Do this:
Copy out every line exactly, passing over the pictures.

+++

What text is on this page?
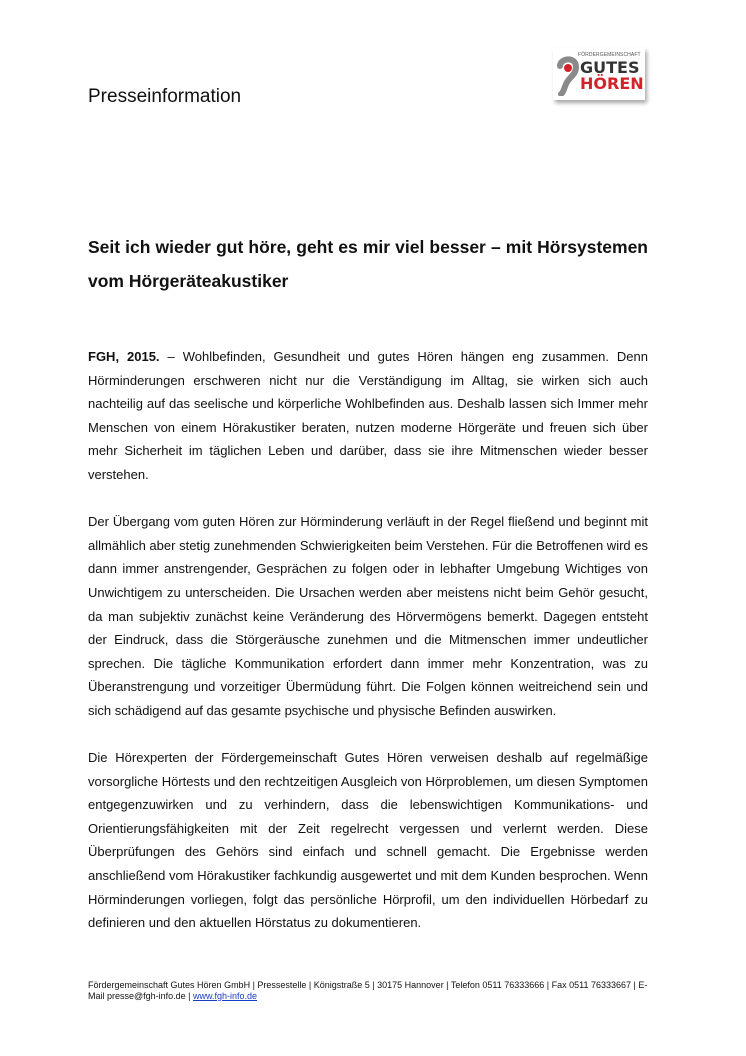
FÖRDERGEMEINSCHAFT
GUTES
HÖREN
Presseinformation
Seit ich wieder gut höre, geht es mir viel besser – mit Hörsystemen vom Hörgeräteakustiker

FGH, 2015. – Wohlbefinden, Gesundheit und gutes Hören hängen eng zusammen. Denn Hörminderungen erschweren nicht nur die Verständigung im Alltag, sie wirken sich auch nachteilig auf das seelische und körperliche Wohlbefinden aus. Deshalb lassen sich Immer mehr Menschen von einem Hörakustiker beraten, nutzen moderne Hörgeräte und freuen sich über mehr Sicherheit im täglichen Leben und darüber, dass sie ihre Mitmenschen wieder besser verstehen.

Der Übergang vom guten Hören zur Hörminderung verläuft in der Regel fließend und beginnt mit allmählich aber stetig zunehmenden Schwierigkeiten beim Verstehen. Für die Betroffenen wird es dann immer anstrengender, Gesprächen zu folgen oder in lebhafter Umgebung Wichtiges von Unwichtigem zu unterscheiden. Die Ursachen werden aber meistens nicht beim Gehör gesucht, da man subjektiv zunächst keine Veränderung des Hörvermögens bemerkt. Dagegen entsteht der Eindruck, dass die Störgeräusche zunehmen und die Mitmenschen immer undeutlicher sprechen. Die tägliche Kommunikation erfordert dann immer mehr Konzentration, was zu Überanstrengung und vorzeitiger Übermüdung führt. Die Folgen können weitreichend sein und sich schädigend auf das gesamte psychische und physische Befinden auswirken.

Die Hörexperten der Fördergemeinschaft Gutes Hören verweisen deshalb auf regelmäßige vorsorgliche Hörtests und den rechtzeitigen Ausgleich von Hörproblemen, um diesen Symptomen entgegenzuwirken und zu verhindern, dass die lebenswichtigen Kommunikations- und Orientierungsfähigkeiten mit der Zeit regelrecht vergessen und verlernt werden. Diese Überprüfungen des Gehörs sind einfach und schnell gemacht. Die Ergebnisse werden anschließend vom Hörakustiker fachkundig ausgewertet und mit dem Kunden besprochen. Wenn Hörminderungen vorliegen, folgt das persönliche Hörprofil, um den individuellen Hörbedarf zu definieren und den aktuellen Hörstatus zu dokumentieren.

Fördergemeinschaft Gutes Hören GmbH | Pressestelle | Königstraße 5 | 30175 Hannover | Telefon 0511 76333666 | Fax 0511 76333667 | E-Mail presse@fgh-info.de | www.fgh-info.de
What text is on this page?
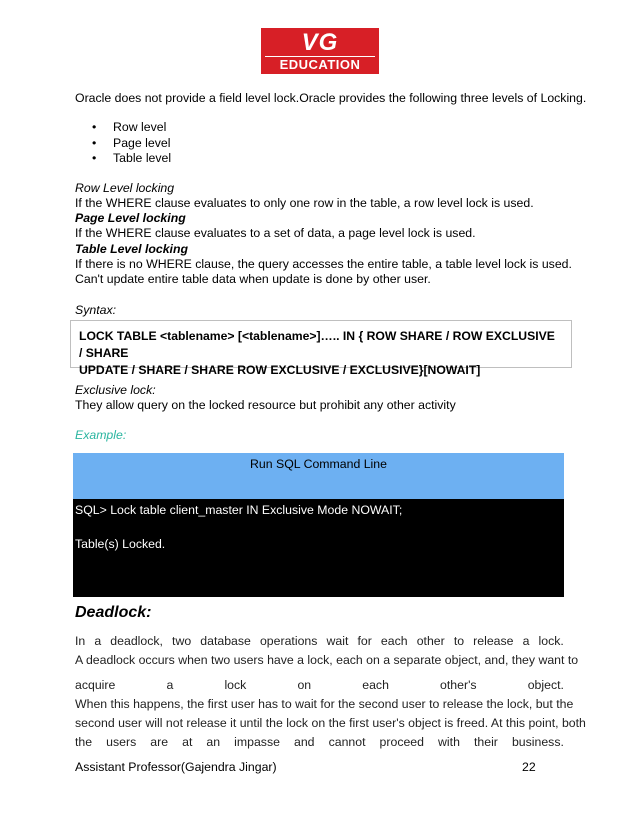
VG
EDUCATION
Oracle does not provide a field level lock.Oracle provides the following three levels of Locking.
• Row level
• Page level
• Table level
Row Level locking
If the WHERE clause evaluates to only one row in the table, a row level lock is used.
Page Level locking
If the WHERE clause evaluates to a set of data, a page level lock is used.
Table Level locking
If there is no WHERE clause, the query accesses the entire table, a table level lock is used.
Can't update entire table data when update is done by other user.
Syntax:
LOCK TABLE <tablename> [<tablename>]….. IN { ROW SHARE / ROW EXCLUSIVE / SHARE
UPDATE / SHARE / SHARE ROW EXCLUSIVE / EXCLUSIVE}[NOWAIT]
Exclusive lock:
They allow query on the locked resource but prohibit any other activity
Example:
Run SQL Command Line
SQL> Lock table client_master IN Exclusive Mode NOWAIT;
Table(s) Locked.
Deadlock:
In a deadlock, two database operations wait for each other to release a lock.
A deadlock occurs when two users have a lock, each on a separate object, and, they want to
acquire	a	lock	on	each	other's	object.
When this happens, the first user has to wait for the second user to release the lock, but the
second user will not release it until the lock on the first user's object is freed. At this point, both
the users are at an impasse and cannot proceed with their business.
Assistant Professor(Gajendra Jingar)	22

+++

Task solution:
What text is on this page?
FÖRDERGEMEINSCHAFT
GUTES
HÖREN
Presseinformation
Seit ich wieder gut höre, geht es mir viel besser – mit Hörsystemen vom Hörgeräteakustiker

FGH, 2015. – Wohlbefinden, Gesundheit und gutes Hören hängen eng zusammen. Denn Hörminderungen erschweren nicht nur die Verständigung im Alltag, sie wirken sich auch nachteilig auf das seelische und körperliche Wohlbefinden aus. Deshalb lassen sich Immer mehr Menschen von einem Hörakustiker beraten, nutzen moderne Hörgeräte und freuen sich über mehr Sicherheit im täglichen Leben und darüber, dass sie ihre Mitmenschen wieder besser verstehen.

Der Übergang vom guten Hören zur Hörminderung verläuft in der Regel fließend und beginnt mit allmählich aber stetig zunehmenden Schwierigkeiten beim Verstehen. Für die Betroffenen wird es dann immer anstrengender, Gesprächen zu folgen oder in lebhafter Umgebung Wichtiges von Unwichtigem zu unterscheiden. Die Ursachen werden aber meistens nicht beim Gehör gesucht, da man subjektiv zunächst keine Veränderung des Hörvermögens bemerkt. Dagegen entsteht der Eindruck, dass die Störgeräusche zunehmen und die Mitmenschen immer undeutlicher sprechen. Die tägliche Kommunikation erfordert dann immer mehr Konzentration, was zu Überanstrengung und vorzeitiger Übermüdung führt. Die Folgen können weitreichend sein und sich schädigend auf das gesamte psychische und physische Befinden auswirken.

Die Hörexperten der Fördergemeinschaft Gutes Hören verweisen deshalb auf regelmäßige vorsorgliche Hörtests und den rechtzeitigen Ausgleich von Hörproblemen, um diesen Symptomen entgegenzuwirken und zu verhindern, dass die lebenswichtigen Kommunikations- und Orientierungsfähigkeiten mit der Zeit regelrecht vergessen und verlernt werden. Diese Überprüfungen des Gehörs sind einfach und schnell gemacht. Die Ergebnisse werden anschließend vom Hörakustiker fachkundig ausgewertet und mit dem Kunden besprochen. Wenn Hörminderungen vorliegen, folgt das persönliche Hörprofil, um den individuellen Hörbedarf zu definieren und den aktuellen Hörstatus zu dokumentieren.

Fördergemeinschaft Gutes Hören GmbH | Pressestelle | Königstraße 5 | 30175 Hannover | Telefon 0511 76333666 | Fax 0511 76333667 | E-Mail presse@fgh-info.de | www.fgh-info.de
What text is on this page?
VG
EDUCATION
Oracle does not provide a field level lock.Oracle provides the following three levels of Locking.
• Row level
• Page level
• Table level
Row Level locking
If the WHERE clause evaluates to only one row in the table, a row level lock is used.
Page Level locking
If the WHERE clause evaluates to a set of data, a page level lock is used.
Table Level locking
If there is no WHERE clause, the query accesses the entire table, a table level lock is used.
Can't update entire table data when update is done by other user.
Syntax:
LOCK TABLE <tablename> [<tablename>]….. IN { ROW SHARE / ROW EXCLUSIVE / SHARE
UPDATE / SHARE / SHARE ROW EXCLUSIVE / EXCLUSIVE}[NOWAIT]
Exclusive lock:
They allow query on the locked resource but prohibit any other activity
Example:
Run SQL Command Line
SQL> Lock table client_master IN Exclusive Mode NOWAIT;
Table(s) Locked.
Deadlock:
In a deadlock, two database operations wait for each other to release a lock.
A deadlock occurs when two users have a lock, each on a separate object, and, they want to
acquire	a	lock	on	each	other's	object.
When this happens, the first user has to wait for the second user to release the lock, but the
second user will not release it until the lock on the first user's object is freed. At this point, both
the users are at an impasse and cannot proceed with their business.
Assistant Professor(Gajendra Jingar)	22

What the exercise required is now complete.